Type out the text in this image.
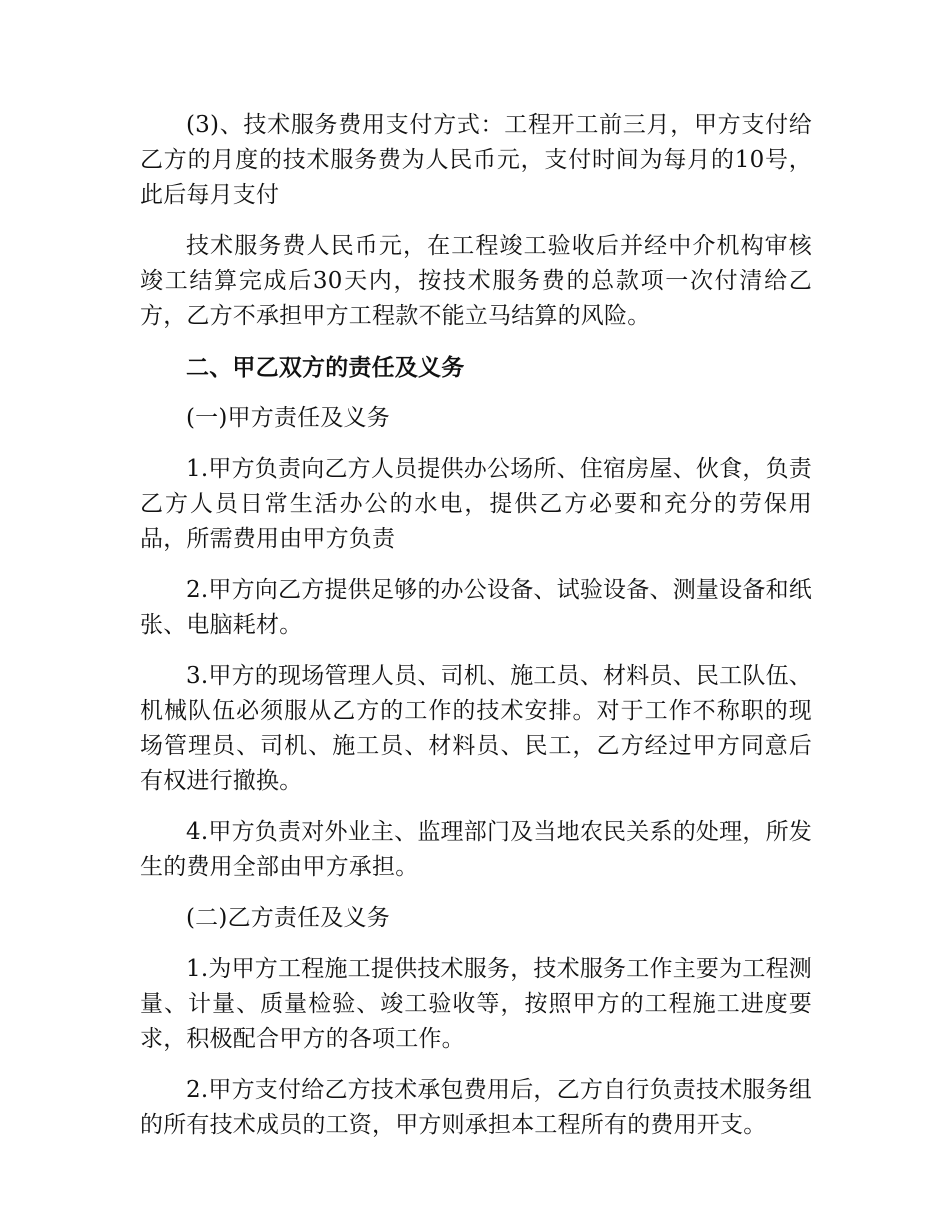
(3)、技术服务费用支付方式：工程开工前三月，甲方支付给乙方的月度的技术服务费为人民币元，支付时间为每月的10号，此后每月支付

技术服务费人民币元，在工程竣工验收后并经中介机构审核竣工结算完成后30天内，按技术服务费的总款项一次付清给乙方，乙方不承担甲方工程款不能立马结算的风险。

二、甲乙双方的责任及义务

(一)甲方责任及义务

1.甲方负责向乙方人员提供办公场所、住宿房屋、伙食，负责乙方人员日常生活办公的水电，提供乙方必要和充分的劳保用品，所需费用由甲方负责

2.甲方向乙方提供足够的办公设备、试验设备、测量设备和纸张、电脑耗材。

3.甲方的现场管理人员、司机、施工员、材料员、民工队伍、机械队伍必须服从乙方的工作的技术安排。对于工作不称职的现场管理员、司机、施工员、材料员、民工，乙方经过甲方同意后有权进行撤换。

4.甲方负责对外业主、监理部门及当地农民关系的处理，所发生的费用全部由甲方承担。

(二)乙方责任及义务

1.为甲方工程施工提供技术服务，技术服务工作主要为工程测量、计量、质量检验、竣工验收等，按照甲方的工程施工进度要求，积极配合甲方的各项工作。

2.甲方支付给乙方技术承包费用后，乙方自行负责技术服务组的所有技术成员的工资，甲方则承担本工程所有的费用开支。
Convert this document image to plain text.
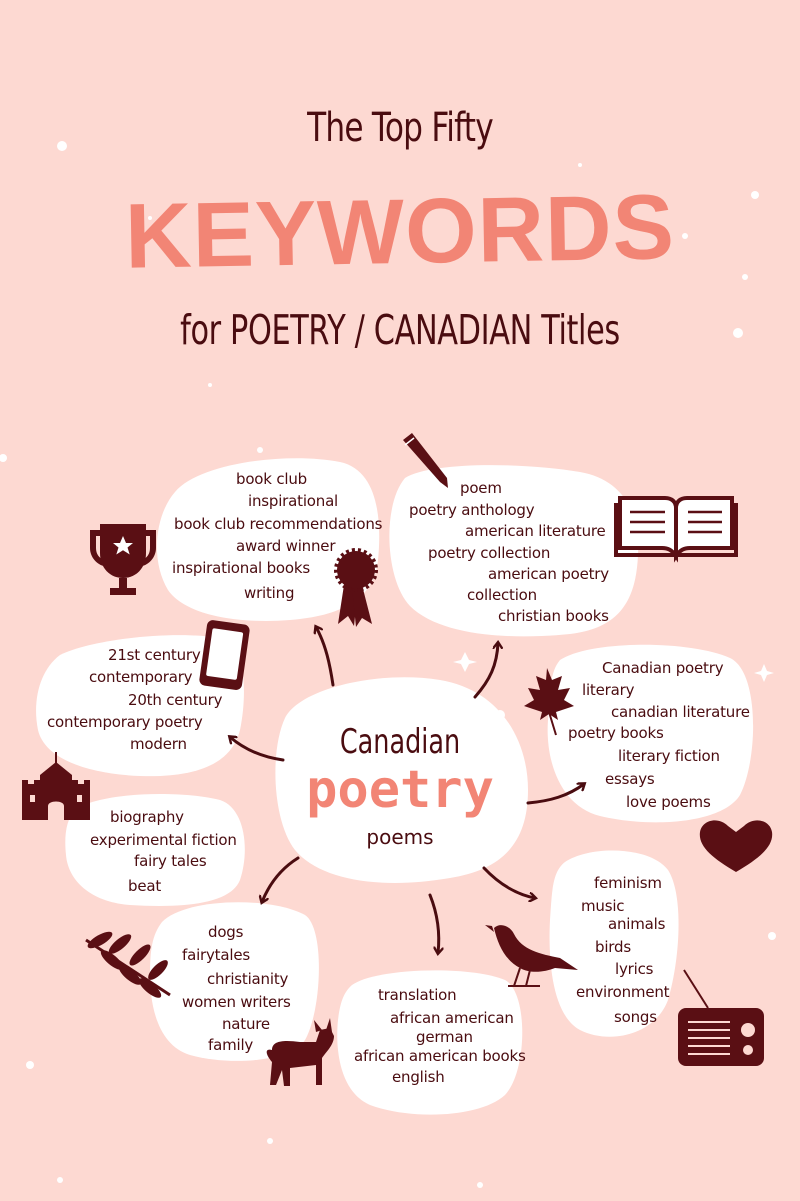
The Top Fifty
KEYWORDS
for POETRY / CANADIAN Titles
Canadian
poetry
poems
book club
inspirational
book club recommendations
award winner
inspirational books
writing
poem
poetry anthology
american literature
poetry collection
american poetry
collection
christian books
21st century
contemporary
20th century
contemporary poetry
modern
Canadian poetry
literary
canadian literature
poetry books
literary fiction
essays
love poems
biography
experimental fiction
fairy tales
beat
dogs
fairytales
christianity
women writers
nature
family
translation
african american
german
african american books
english
feminism
music
animals
birds
lyrics
environment
songs
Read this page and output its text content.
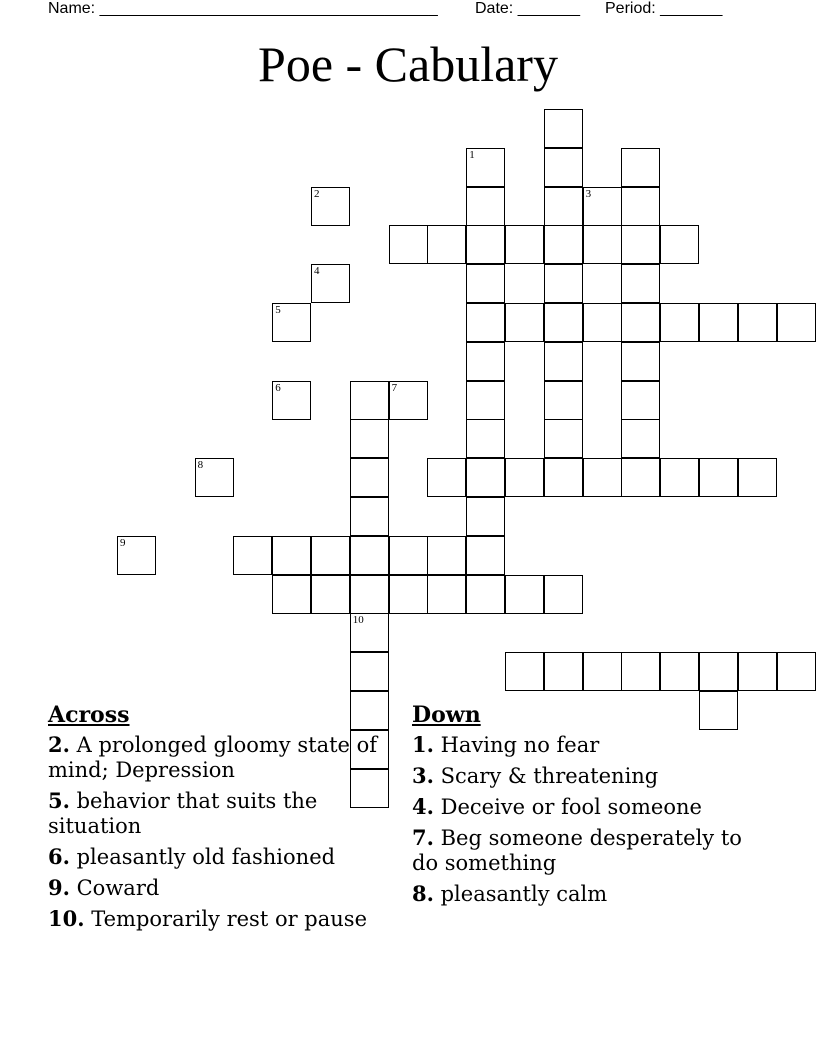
Name: ______________________________________ Date: _______ Period: _______
Poe - Cabulary
1
2	3
4
5
6	7
8
9
10
Across
2. A prolonged gloomy state of mind; Depression
5. behavior that suits the situation
6. pleasantly old fashioned
9. Coward
10. Temporarily rest or pause
Down
1. Having no fear
3. Scary & threatening
4. Deceive or fool someone
7. Beg someone desperately to do something
8. pleasantly calm
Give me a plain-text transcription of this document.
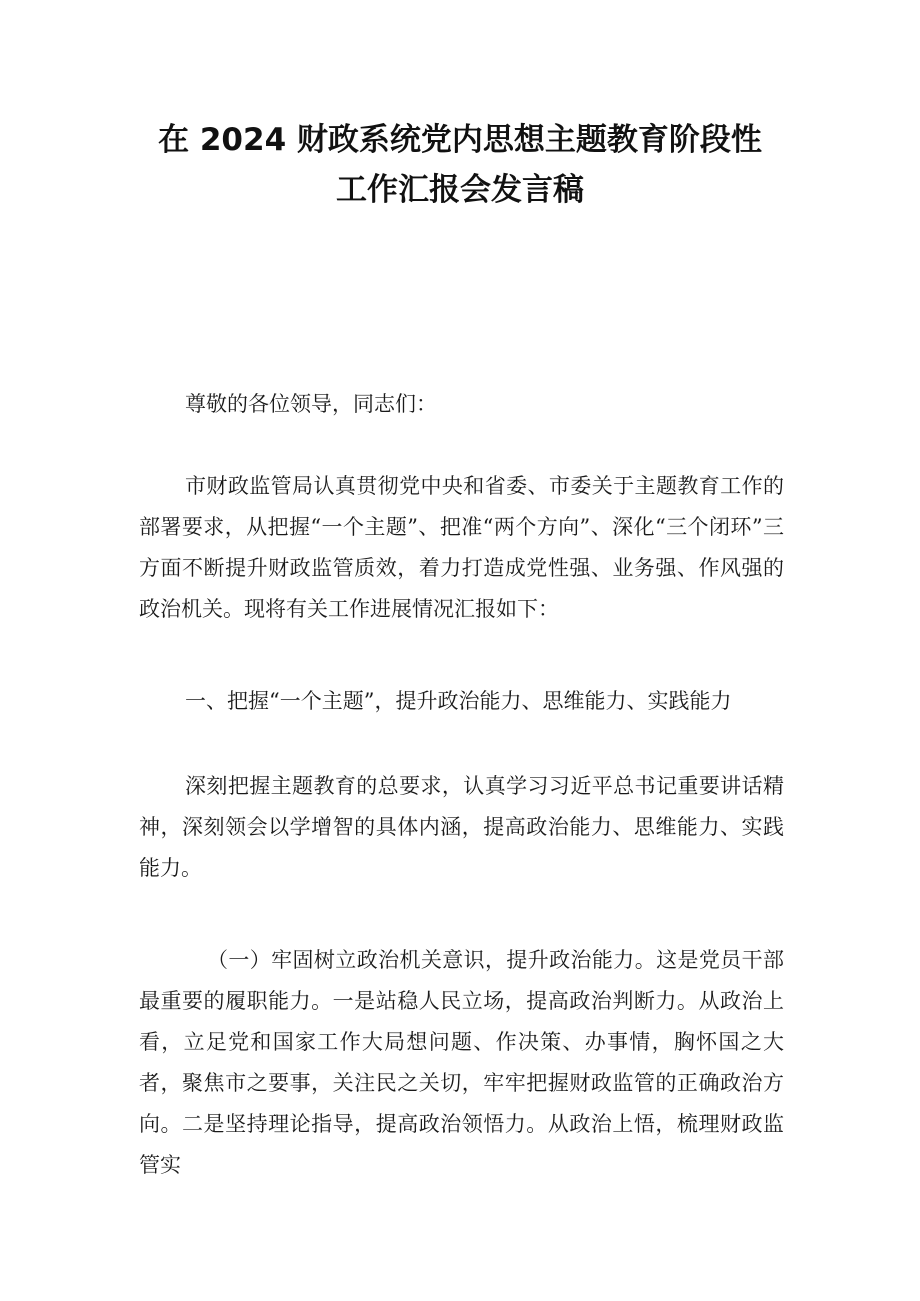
在 2024 财政系统党内思想主题教育阶段性
工作汇报会发言稿

尊敬的各位领导，同志们：

市财政监管局认真贯彻党中央和省委、市委关于主题教育工作的部署要求，从把握“一个主题”、把准“两个方向”、深化“三个闭环”三方面不断提升财政监管质效，着力打造成党性强、业务强、作风强的政治机关。现将有关工作进展情况汇报如下：

一、把握“一个主题”，提升政治能力、思维能力、实践能力

深刻把握主题教育的总要求，认真学习习近平总书记重要讲话精神，深刻领会以学增智的具体内涵，提高政治能力、思维能力、实践能力。

（一）牢固树立政治机关意识，提升政治能力。这是党员干部最重要的履职能力。一是站稳人民立场，提高政治判断力。从政治上看，立足党和国家工作大局想问题、作决策、办事情，胸怀国之大者，聚焦市之要事，关注民之关切，牢牢把握财政监管的正确政治方向。二是坚持理论指导，提高政治领悟力。从政治上悟，梳理财政监管实
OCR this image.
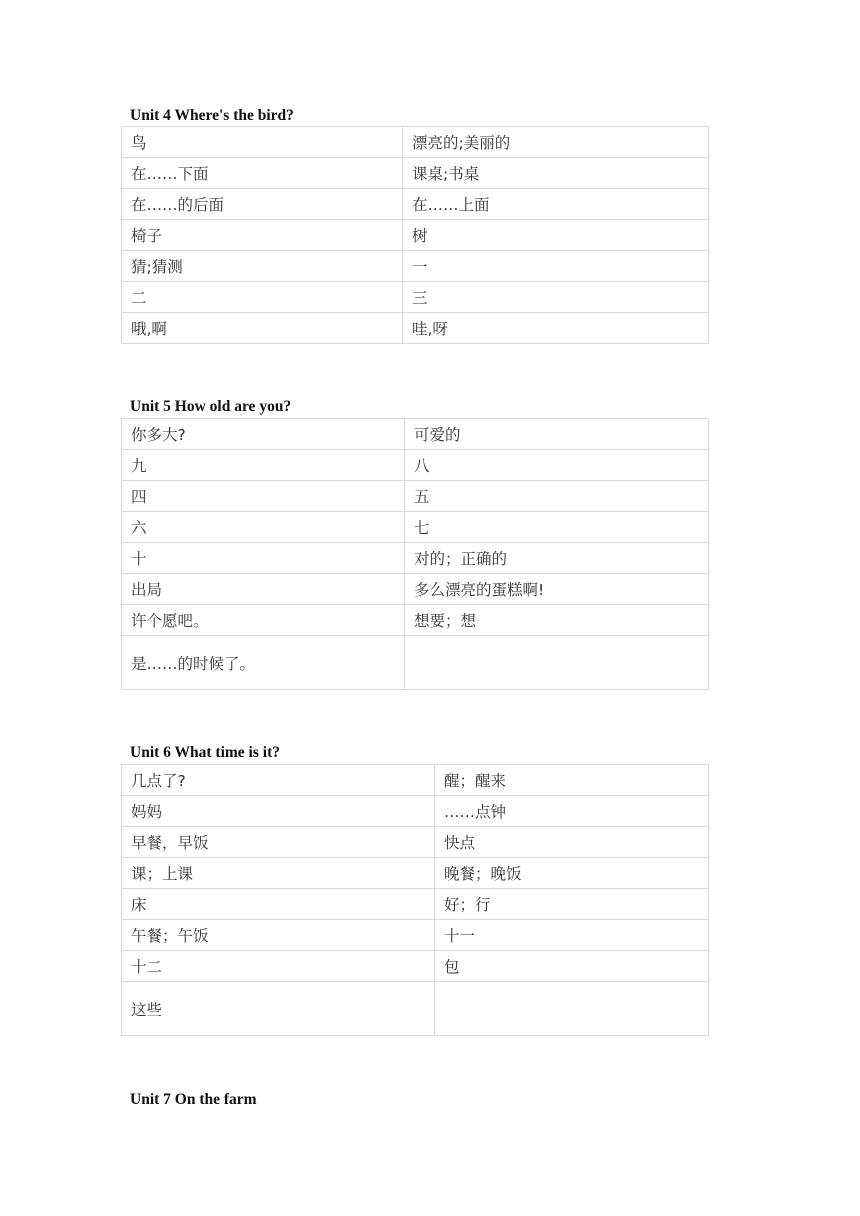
Unit 4 Where's the bird?
鸟	漂亮的;美丽的
在……下面	课桌;书桌
在……的后面	在……上面
椅子	树
猜;猜测	一
二	三
哦,啊	哇,呀
Unit 5 How old are you?
你多大?	可爱的
九	八
四	五
六	七
十	对的；正确的
出局	多么漂亮的蛋糕啊!
许个愿吧。	想要；想
是……的时候了。	
Unit 6 What time is it?
几点了?	醒；醒来
妈妈	……点钟
早餐，早饭	快点
课；上课	晚餐；晚饭
床	好；行
午餐；午饭	十一
十二	包
这些	
Unit 7 On the farm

REQUIREMENT ▸
Quote all of the entries word for word, omitting any pictures.

OUTPUT ▸
Type out the text in this image.
(3)、技术服务费用支付方式：工程开工前三月，甲方支付给乙方的月度的技术服务费为人民币元，支付时间为每月的10号，此后每月支付

技术服务费人民币元，在工程竣工验收后并经中介机构审核竣工结算完成后30天内，按技术服务费的总款项一次付清给乙方，乙方不承担甲方工程款不能立马结算的风险。

二、甲乙双方的责任及义务

(一)甲方责任及义务

1.甲方负责向乙方人员提供办公场所、住宿房屋、伙食，负责乙方人员日常生活办公的水电，提供乙方必要和充分的劳保用品，所需费用由甲方负责

2.甲方向乙方提供足够的办公设备、试验设备、测量设备和纸张、电脑耗材。

3.甲方的现场管理人员、司机、施工员、材料员、民工队伍、机械队伍必须服从乙方的工作的技术安排。对于工作不称职的现场管理员、司机、施工员、材料员、民工，乙方经过甲方同意后有权进行撤换。

4.甲方负责对外业主、监理部门及当地农民关系的处理，所发生的费用全部由甲方承担。

(二)乙方责任及义务

1.为甲方工程施工提供技术服务，技术服务工作主要为工程测量、计量、质量检验、竣工验收等，按照甲方的工程施工进度要求，积极配合甲方的各项工作。

2.甲方支付给乙方技术承包费用后，乙方自行负责技术服务组的所有技术成员的工资，甲方则承担本工程所有的费用开支。
Convert this document image to plain text.
The Top Fifty
KEYWORDS
for POETRY / CANADIAN Titles
Canadian
poetry
poems
book club
inspirational
book club recommendations
award winner
inspirational books
writing
poem
poetry anthology
american literature
poetry collection
american poetry
collection
christian books
21st century
contemporary
20th century
contemporary poetry
modern
Canadian poetry
literary
canadian literature
poetry books
literary fiction
essays
love poems
biography
experimental fiction
fairy tales
beat
dogs
fairytales
christianity
women writers
nature
family
translation
african american
german
african american books
english
feminism
music
animals
birds
lyrics
environment
songs
Read this page and output its text content.
Name: ______________________________________ Date: _______ Period: _______
Poe - Cabulary
1
2	3
4
5
6	7
8
9
10
Across
2. A prolonged gloomy state of mind; Depression
5. behavior that suits the situation
6. pleasantly old fashioned
9. Coward
10. Temporarily rest or pause
Down
1. Having no fear
3. Scary & threatening
4. Deceive or fool someone
7. Beg someone desperately to do something
8. pleasantly calm
Give me a plain-text transcription of this document.
在 2024 财政系统党内思想主题教育阶段性
工作汇报会发言稿

尊敬的各位领导，同志们：

市财政监管局认真贯彻党中央和省委、市委关于主题教育工作的部署要求，从把握“一个主题”、把准“两个方向”、深化“三个闭环”三方面不断提升财政监管质效，着力打造成党性强、业务强、作风强的政治机关。现将有关工作进展情况汇报如下：

一、把握“一个主题”，提升政治能力、思维能力、实践能力

深刻把握主题教育的总要求，认真学习习近平总书记重要讲话精神，深刻领会以学增智的具体内涵，提高政治能力、思维能力、实践能力。

（一）牢固树立政治机关意识，提升政治能力。这是党员干部最重要的履职能力。一是站稳人民立场，提高政治判断力。从政治上看，立足党和国家工作大局想问题、作决策、办事情，胸怀国之大者，聚焦市之要事，关注民之关切，牢牢把握财政监管的正确政治方向。二是坚持理论指导，提高政治领悟力。从政治上悟，梳理财政监管实
OCR this image.
Unit 4 Where's the bird?
鸟	漂亮的;美丽的
在……下面	课桌;书桌
在……的后面	在……上面
椅子	树
猜;猜测	一
二	三
哦,啊	哇,呀
Unit 5 How old are you?
你多大?	可爱的
九	八
四	五
六	七
十	对的；正确的
出局	多么漂亮的蛋糕啊!
许个愿吧。	想要；想
是……的时候了。	
Unit 6 What time is it?
几点了?	醒；醒来
妈妈	……点钟
早餐，早饭	快点
课；上课	晚餐；晚饭
床	好；行
午餐；午饭	十一
十二	包
这些	
Unit 7 On the farm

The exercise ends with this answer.